Re: CULT: Potting summer arrivals


>Walter A. Moores wrote:
>>
>> There is no way a newly-set iris can survive
>> the heat of a Texas summer.
>>
>> Even here in MS, I would never subject a new plant to the rigors
>> of a MS sun.
>
>For the benefit of iris novice on the list, I hope to give a different
>view of planting iris in the summer.  Here in the interior valley of
>California the summers regularly exceed 100 degrees.  I have always, the
>last 7 years anyway, prepared beds in June for transplanting seedlings
>and new iris arrivals.  Starting in June and continuing all summer I
>begin the planting.  The beds stay damp all summer.  True!  I rarely
>loose any iris planted this way. They put on tremendous growth during
>the summer and are firmly established going into our winter.  They
>usually bloom 2 weeks earlier than the stock transplanted in September
>and are loaded with increases.
>
>I would like to know if there are any other variables in New Mexico,
>Texas, and Mississipi that would preclude planting in the summer because
>those locations could'nt be any hotter than here.

SHORT TASK 1:
Render this sentence from the post about planting iris in summer into Spanish: "Here in the interior valley of California the summers regularly exceed 100 degrees."
SHORT TASK 2:
Carry the post about planting iris in summer further, picking up after its final sentence.
The data that comes next is separate material, unrelated to the post about planting iris in summer.

SUPPLIED RECORDS:
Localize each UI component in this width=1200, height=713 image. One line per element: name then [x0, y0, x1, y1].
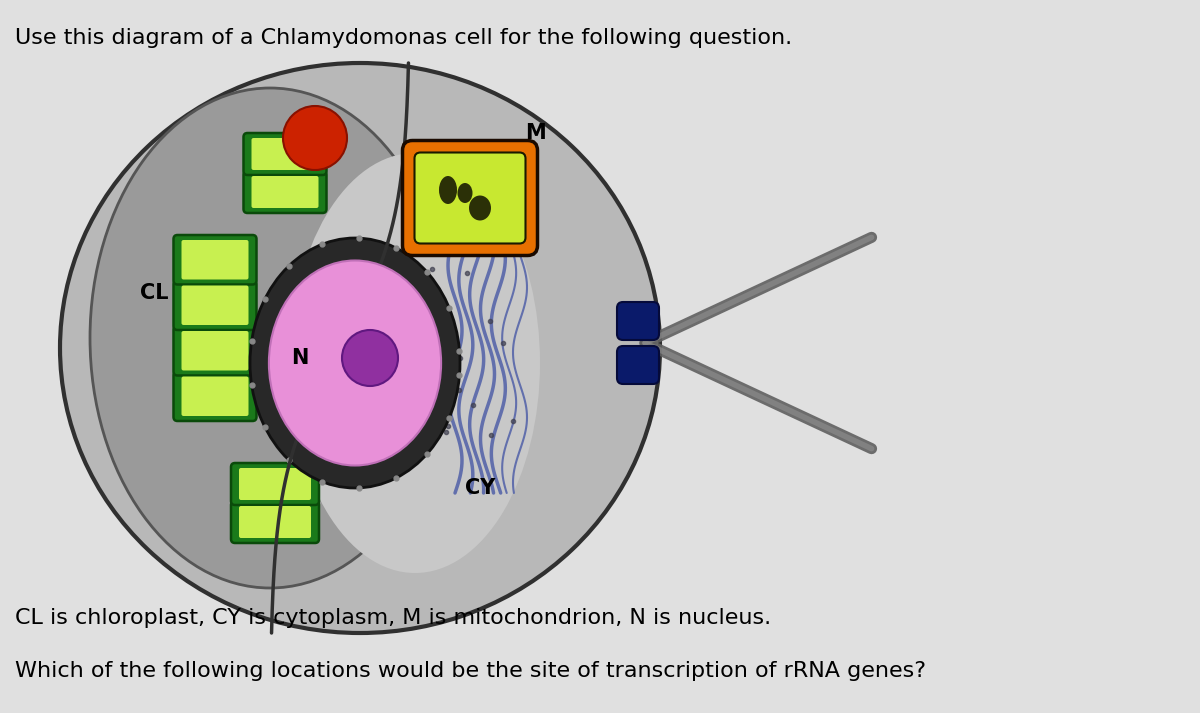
- Text: CL: CL: [140, 283, 168, 303]
- Text: M: M: [526, 123, 546, 143]
- Text: Which of the following locations would be the site of transcription of rRNA gene: Which of the following locations would b…: [14, 661, 926, 681]
- FancyBboxPatch shape: [174, 326, 257, 376]
- FancyBboxPatch shape: [617, 302, 659, 340]
- FancyBboxPatch shape: [239, 468, 311, 500]
- Text: Use this diagram of a Chlamydomonas cell for the following question.: Use this diagram of a Chlamydomonas cell…: [14, 28, 792, 48]
- FancyBboxPatch shape: [414, 153, 526, 244]
- Ellipse shape: [439, 176, 457, 204]
- FancyBboxPatch shape: [174, 371, 257, 421]
- FancyBboxPatch shape: [181, 376, 248, 416]
- Circle shape: [342, 330, 398, 386]
- FancyBboxPatch shape: [230, 463, 319, 505]
- Ellipse shape: [469, 195, 491, 220]
- FancyBboxPatch shape: [252, 138, 318, 170]
- Text: N: N: [292, 348, 308, 368]
- Ellipse shape: [457, 183, 473, 203]
- Text: CL is chloroplast, CY is cytoplasm, M is mitochondrion, N is nucleus.: CL is chloroplast, CY is cytoplasm, M is…: [14, 608, 772, 628]
- FancyBboxPatch shape: [617, 346, 659, 384]
- Ellipse shape: [290, 153, 540, 573]
- Ellipse shape: [269, 260, 442, 466]
- Circle shape: [283, 106, 347, 170]
- FancyBboxPatch shape: [174, 280, 257, 330]
- FancyBboxPatch shape: [402, 140, 538, 255]
- Ellipse shape: [60, 63, 660, 633]
- Ellipse shape: [90, 88, 450, 588]
- FancyBboxPatch shape: [244, 171, 326, 213]
- FancyBboxPatch shape: [181, 331, 248, 371]
- FancyBboxPatch shape: [239, 506, 311, 538]
- FancyBboxPatch shape: [181, 240, 248, 279]
- Ellipse shape: [250, 238, 460, 488]
- FancyBboxPatch shape: [244, 133, 326, 175]
- FancyBboxPatch shape: [181, 285, 248, 325]
- Text: CY: CY: [464, 478, 496, 498]
- FancyBboxPatch shape: [252, 176, 318, 208]
- FancyBboxPatch shape: [174, 235, 257, 284]
- FancyBboxPatch shape: [230, 501, 319, 543]
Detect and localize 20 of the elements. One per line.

RIGHT ANSWER 1:
Aquí, en el valle interior de California, los veranos superan regularmente los 100 grados.

RIGHT ANSWER 2:
Here in Southern Colorado we have 100+ degree days mixed with 90+ days in
July and August (and 90s into September). Last year I dug and divided and
replanted 300 square feet of iris bed that is in full sun. I didn't lose
any iris and more than half bloomed this spring. I do have a soaking system
in the bed and watered about once a week for the first month. We also have
a humidity that hovers around 15 to 20%.

I don't know how this is different than the climates that Sharon and Walter
talked about (I've lived here since I was 4!). Do they get hotter?? Is the
humidity a deciding factor?? Is the altitude here (4900 feet elevation) a
factor??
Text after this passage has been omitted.